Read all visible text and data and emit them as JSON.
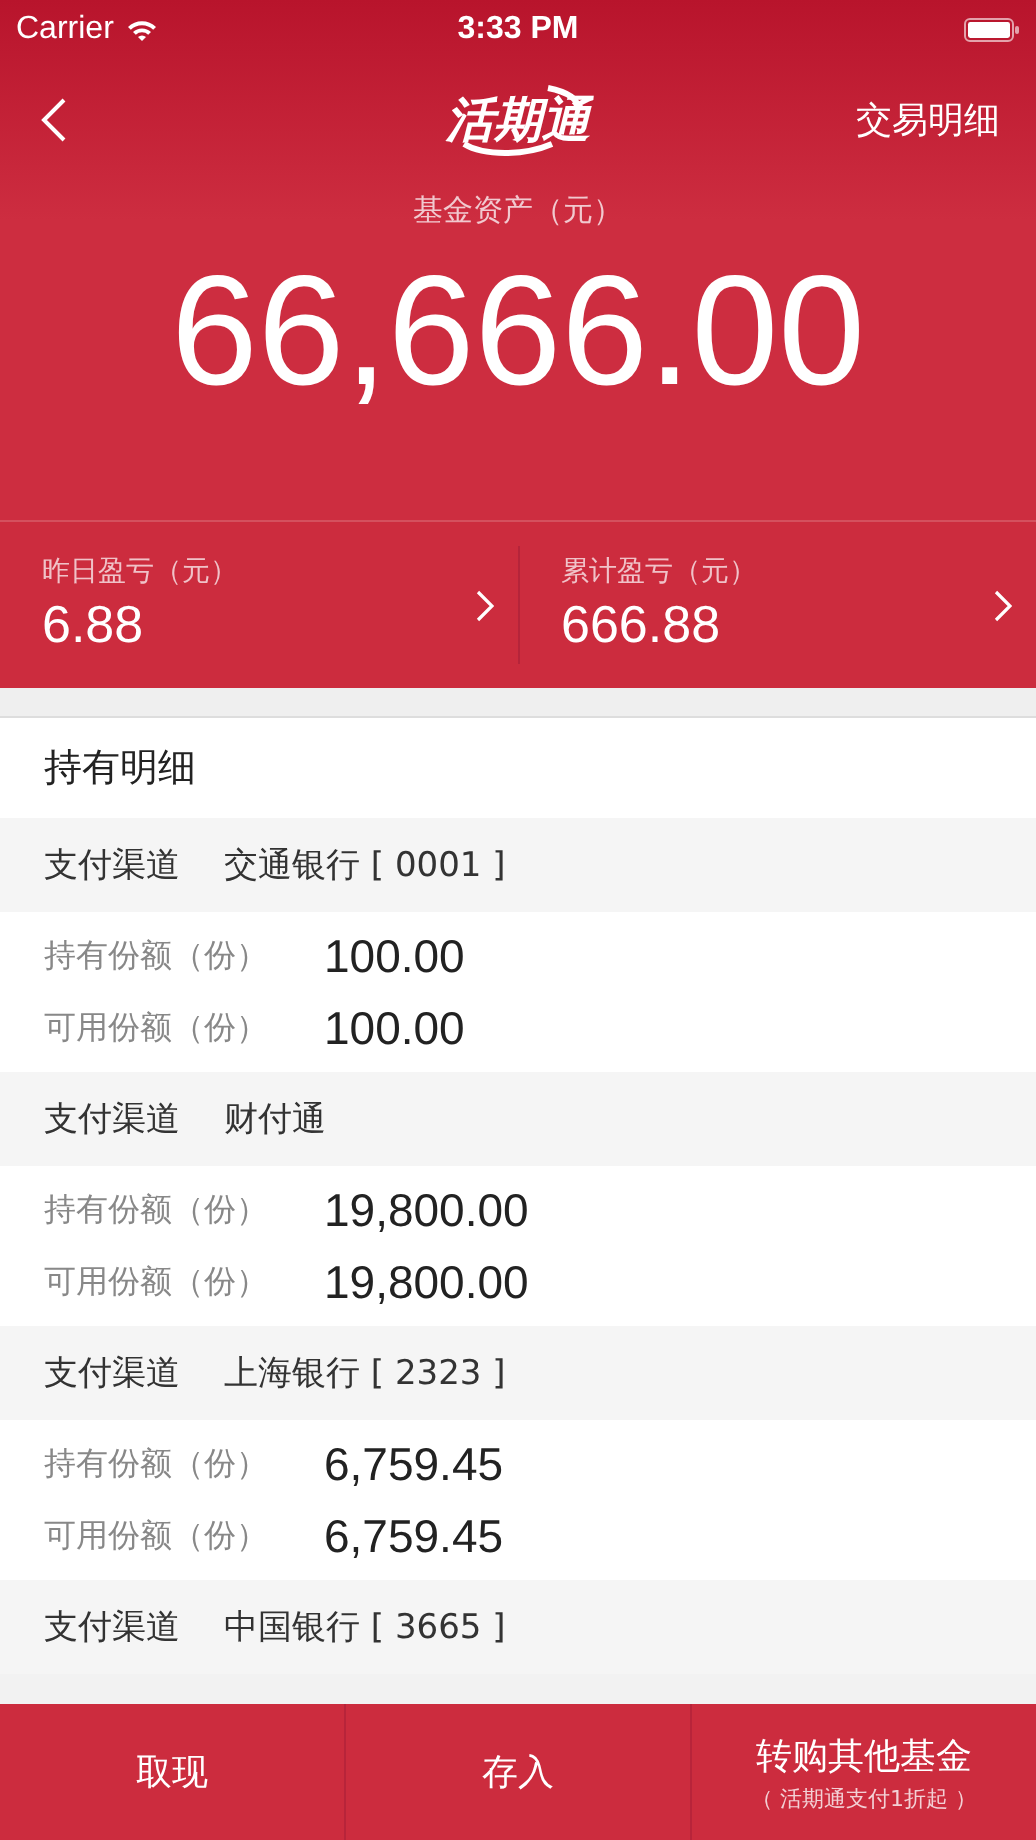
{
  "status_bar": {
    "carrier": "Carrier",
    "time": "3:33 PM"
  },
  "nav": {
    "logo": "活期通",
    "action": "交易明细"
  },
  "asset": {
    "label": "基金资产（元）",
    "value": "66,666.00"
  },
  "stats": [
    {
      "label": "昨日盈亏（元）",
      "value": "6.88"
    },
    {
      "label": "累计盈亏（元）",
      "value": "666.88"
    }
  ],
  "holdings": {
    "title": "持有明细",
    "groups": [
      {
        "channel_label": "支付渠道",
        "channel": "交通银行 [ 0001 ]",
        "rows": [
          {
            "label": "持有份额（份）",
            "value": "100.00"
          },
          {
            "label": "可用份额（份）",
            "value": "100.00"
          }
        ]
      },
      {
        "channel_label": "支付渠道",
        "channel": "财付通",
        "rows": [
          {
            "label": "持有份额（份）",
            "value": "19,800.00"
          },
          {
            "label": "可用份额（份）",
            "value": "19,800.00"
          }
        ]
      },
      {
        "channel_label": "支付渠道",
        "channel": "上海银行 [ 2323 ]",
        "rows": [
          {
            "label": "持有份额（份）",
            "value": "6,759.45"
          },
          {
            "label": "可用份额（份）",
            "value": "6,759.45"
          }
        ]
      },
      {
        "channel_label": "支付渠道",
        "channel": "中国银行 [ 3665 ]"
      }
    ]
  },
  "bottom_bar": [
    {
      "label": "取现"
    },
    {
      "label": "存入"
    },
    {
      "label": "转购其他基金",
      "sublabel": "（ 活期通支付1折起 ）"
    }
  ]
}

-*-

**GIVEN EXERCISE:** Your copy should match the records word for word, with the pictures removed.

**SOLUTION TO THIS EXERCISE:**
Read all visible text and data and emit them as JSON.
{
  "status_bar": {
    "carrier": "Carrier",
    "time": "3:33 PM"
  },
  "nav": {
    "logo": "活期通",
    "action": "交易明细"
  },
  "asset": {
    "label": "基金资产（元）",
    "value": "66,666.00"
  },
  "stats": [
    {
      "label": "昨日盈亏（元）",
      "value": "6.88"
    },
    {
      "label": "累计盈亏（元）",
      "value": "666.88"
    }
  ],
  "holdings": {
    "title": "持有明细",
    "groups": [
      {
        "channel_label": "支付渠道",
        "channel": "交通银行 [ 0001 ]",
        "rows": [
          {
            "label": "持有份额（份）",
            "value": "100.00"
          },
          {
            "label": "可用份额（份）",
            "value": "100.00"
          }
        ]
      },
      {
        "channel_label": "支付渠道",
        "channel": "财付通",
        "rows": [
          {
            "label": "持有份额（份）",
            "value": "19,800.00"
          },
          {
            "label": "可用份额（份）",
            "value": "19,800.00"
          }
        ]
      },
      {
        "channel_label": "支付渠道",
        "channel": "上海银行 [ 2323 ]",
        "rows": [
          {
            "label": "持有份额（份）",
            "value": "6,759.45"
          },
          {
            "label": "可用份额（份）",
            "value": "6,759.45"
          }
        ]
      },
      {
        "channel_label": "支付渠道",
        "channel": "中国银行 [ 3665 ]"
      }
    ]
  },
  "bottom_bar": [
    {
      "label": "取现"
    },
    {
      "label": "存入"
    },
    {
      "label": "转购其他基金",
      "sublabel": "（ 活期通支付1折起 ）"
    }
  ]
}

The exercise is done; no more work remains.